● **Exercise prompt**
Repeat the rows from the first one through the line containing "- device-connection-status: Connected: [80, 287, 156, 303]", replacing "headset-icon" with "headphones-icon" and leaving everything else unchanged.

● **Material for this exercise**
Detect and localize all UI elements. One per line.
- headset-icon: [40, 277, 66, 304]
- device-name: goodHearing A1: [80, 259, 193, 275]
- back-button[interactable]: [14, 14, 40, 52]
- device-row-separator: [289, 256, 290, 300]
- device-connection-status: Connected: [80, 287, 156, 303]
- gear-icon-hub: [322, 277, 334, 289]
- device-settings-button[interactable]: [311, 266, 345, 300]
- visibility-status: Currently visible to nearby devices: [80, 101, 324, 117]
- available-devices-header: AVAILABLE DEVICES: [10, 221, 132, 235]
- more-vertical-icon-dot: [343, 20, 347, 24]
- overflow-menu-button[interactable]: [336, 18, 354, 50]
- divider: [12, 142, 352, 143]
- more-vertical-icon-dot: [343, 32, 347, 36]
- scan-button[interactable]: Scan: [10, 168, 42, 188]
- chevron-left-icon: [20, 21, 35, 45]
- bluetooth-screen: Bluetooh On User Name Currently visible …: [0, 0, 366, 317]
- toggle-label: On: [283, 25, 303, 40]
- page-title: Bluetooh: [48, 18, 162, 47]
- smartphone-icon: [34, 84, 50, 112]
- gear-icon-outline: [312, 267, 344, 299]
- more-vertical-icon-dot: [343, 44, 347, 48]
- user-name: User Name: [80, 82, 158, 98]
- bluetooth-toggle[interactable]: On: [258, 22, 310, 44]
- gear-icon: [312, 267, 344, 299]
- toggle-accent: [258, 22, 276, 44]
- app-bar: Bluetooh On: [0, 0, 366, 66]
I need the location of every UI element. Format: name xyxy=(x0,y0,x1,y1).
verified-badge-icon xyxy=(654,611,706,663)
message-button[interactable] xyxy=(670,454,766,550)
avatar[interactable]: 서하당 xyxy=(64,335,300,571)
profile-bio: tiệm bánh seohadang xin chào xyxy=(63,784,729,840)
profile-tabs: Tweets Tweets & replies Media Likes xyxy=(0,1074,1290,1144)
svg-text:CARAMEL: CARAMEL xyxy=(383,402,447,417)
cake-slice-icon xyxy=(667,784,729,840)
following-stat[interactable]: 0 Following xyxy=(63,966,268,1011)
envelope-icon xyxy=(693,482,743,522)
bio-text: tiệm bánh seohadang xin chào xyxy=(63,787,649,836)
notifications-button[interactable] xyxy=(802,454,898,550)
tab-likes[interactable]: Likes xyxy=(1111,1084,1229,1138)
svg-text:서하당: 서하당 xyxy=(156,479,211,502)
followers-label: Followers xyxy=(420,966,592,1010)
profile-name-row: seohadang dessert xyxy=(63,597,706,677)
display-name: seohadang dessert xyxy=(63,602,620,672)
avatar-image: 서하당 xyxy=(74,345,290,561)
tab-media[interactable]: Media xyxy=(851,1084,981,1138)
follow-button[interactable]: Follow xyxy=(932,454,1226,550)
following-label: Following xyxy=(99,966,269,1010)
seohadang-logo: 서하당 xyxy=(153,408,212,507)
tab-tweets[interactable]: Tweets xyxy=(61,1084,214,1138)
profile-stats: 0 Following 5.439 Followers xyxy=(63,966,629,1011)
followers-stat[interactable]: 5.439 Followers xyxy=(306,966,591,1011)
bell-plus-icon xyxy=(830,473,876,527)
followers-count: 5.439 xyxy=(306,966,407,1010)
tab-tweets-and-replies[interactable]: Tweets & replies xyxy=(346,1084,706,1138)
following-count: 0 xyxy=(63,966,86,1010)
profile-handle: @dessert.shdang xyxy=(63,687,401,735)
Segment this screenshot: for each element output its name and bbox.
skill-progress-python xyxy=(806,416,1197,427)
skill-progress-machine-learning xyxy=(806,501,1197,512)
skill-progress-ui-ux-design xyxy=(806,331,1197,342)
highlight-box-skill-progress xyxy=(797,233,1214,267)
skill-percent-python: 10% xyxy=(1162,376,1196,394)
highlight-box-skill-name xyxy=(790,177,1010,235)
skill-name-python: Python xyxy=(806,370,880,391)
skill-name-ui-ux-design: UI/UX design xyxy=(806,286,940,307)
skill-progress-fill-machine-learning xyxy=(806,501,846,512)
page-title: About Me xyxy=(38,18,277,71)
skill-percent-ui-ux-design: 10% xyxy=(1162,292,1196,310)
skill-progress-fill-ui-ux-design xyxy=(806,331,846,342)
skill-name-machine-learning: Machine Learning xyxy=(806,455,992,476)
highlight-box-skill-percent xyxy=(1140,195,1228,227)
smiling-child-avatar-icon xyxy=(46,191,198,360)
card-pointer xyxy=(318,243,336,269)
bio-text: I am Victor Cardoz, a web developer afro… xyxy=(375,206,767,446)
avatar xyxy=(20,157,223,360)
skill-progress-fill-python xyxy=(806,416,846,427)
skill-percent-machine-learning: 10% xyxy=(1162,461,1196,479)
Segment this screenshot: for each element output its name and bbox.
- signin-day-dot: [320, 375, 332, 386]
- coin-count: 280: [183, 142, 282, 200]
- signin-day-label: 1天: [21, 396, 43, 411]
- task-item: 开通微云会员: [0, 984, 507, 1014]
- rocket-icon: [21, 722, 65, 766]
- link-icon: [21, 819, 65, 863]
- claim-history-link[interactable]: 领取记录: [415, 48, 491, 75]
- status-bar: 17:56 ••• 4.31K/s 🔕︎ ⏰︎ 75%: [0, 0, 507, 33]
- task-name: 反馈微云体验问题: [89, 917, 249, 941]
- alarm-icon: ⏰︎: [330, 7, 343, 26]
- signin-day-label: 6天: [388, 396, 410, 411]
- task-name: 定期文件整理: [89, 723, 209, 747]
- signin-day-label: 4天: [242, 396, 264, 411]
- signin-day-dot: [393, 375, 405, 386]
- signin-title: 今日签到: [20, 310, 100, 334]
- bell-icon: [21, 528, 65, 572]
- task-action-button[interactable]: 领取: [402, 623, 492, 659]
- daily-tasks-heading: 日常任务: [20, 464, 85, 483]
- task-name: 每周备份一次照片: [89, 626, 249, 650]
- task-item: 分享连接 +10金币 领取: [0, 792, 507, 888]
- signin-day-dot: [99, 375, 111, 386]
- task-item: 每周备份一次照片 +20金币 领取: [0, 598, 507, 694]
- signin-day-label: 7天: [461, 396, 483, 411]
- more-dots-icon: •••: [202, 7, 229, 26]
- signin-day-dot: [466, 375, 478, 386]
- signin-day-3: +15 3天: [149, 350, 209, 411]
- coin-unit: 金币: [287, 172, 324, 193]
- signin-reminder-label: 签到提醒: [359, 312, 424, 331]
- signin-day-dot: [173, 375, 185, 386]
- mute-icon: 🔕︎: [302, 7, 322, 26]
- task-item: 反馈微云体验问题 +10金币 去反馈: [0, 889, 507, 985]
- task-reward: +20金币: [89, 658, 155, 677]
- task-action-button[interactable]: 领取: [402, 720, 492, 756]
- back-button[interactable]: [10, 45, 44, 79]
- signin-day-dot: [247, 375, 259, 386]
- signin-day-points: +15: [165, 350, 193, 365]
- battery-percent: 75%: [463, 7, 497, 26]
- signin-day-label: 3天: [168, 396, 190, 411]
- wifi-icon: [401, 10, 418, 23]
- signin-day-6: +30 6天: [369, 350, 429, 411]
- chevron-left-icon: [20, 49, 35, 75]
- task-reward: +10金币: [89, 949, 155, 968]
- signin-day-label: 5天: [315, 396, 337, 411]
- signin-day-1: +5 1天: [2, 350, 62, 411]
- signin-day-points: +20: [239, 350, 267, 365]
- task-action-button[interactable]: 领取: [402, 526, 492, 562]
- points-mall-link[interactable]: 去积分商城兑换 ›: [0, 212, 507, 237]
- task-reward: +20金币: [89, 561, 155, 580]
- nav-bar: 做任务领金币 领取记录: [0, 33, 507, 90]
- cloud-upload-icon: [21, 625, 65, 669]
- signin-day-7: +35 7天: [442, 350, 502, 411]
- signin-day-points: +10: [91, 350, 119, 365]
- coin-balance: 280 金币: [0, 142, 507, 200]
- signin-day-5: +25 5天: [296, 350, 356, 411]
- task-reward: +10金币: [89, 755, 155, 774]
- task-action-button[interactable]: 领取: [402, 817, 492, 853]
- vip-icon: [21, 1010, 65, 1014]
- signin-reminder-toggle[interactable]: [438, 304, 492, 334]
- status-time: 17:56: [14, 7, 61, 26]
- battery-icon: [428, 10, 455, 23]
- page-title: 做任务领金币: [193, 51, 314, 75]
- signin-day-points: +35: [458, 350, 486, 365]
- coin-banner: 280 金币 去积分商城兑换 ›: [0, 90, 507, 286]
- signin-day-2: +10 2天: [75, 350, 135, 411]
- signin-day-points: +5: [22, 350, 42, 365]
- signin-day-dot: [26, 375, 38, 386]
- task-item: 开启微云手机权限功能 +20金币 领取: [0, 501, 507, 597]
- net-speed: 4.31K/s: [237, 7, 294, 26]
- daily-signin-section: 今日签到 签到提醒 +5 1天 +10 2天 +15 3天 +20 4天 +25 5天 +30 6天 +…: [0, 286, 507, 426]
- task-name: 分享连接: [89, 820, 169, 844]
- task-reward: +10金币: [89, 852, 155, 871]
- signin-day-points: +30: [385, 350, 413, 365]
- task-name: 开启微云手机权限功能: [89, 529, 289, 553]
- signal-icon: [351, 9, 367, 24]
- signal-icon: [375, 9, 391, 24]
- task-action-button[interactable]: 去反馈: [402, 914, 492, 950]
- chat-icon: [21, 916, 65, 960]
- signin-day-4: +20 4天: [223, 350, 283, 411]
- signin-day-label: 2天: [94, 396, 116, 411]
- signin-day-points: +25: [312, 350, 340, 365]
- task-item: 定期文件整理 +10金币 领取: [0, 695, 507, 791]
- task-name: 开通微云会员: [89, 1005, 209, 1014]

● **Solution for this task**
Detect and localize all UI elements. One per line.
- headphones-icon: [40, 277, 66, 304]
- device-name: goodHearing A1: [80, 259, 193, 275]
- back-button[interactable]: [14, 14, 40, 52]
- device-row-separator: [289, 256, 290, 300]
- device-connection-status: Connected: [80, 287, 156, 303]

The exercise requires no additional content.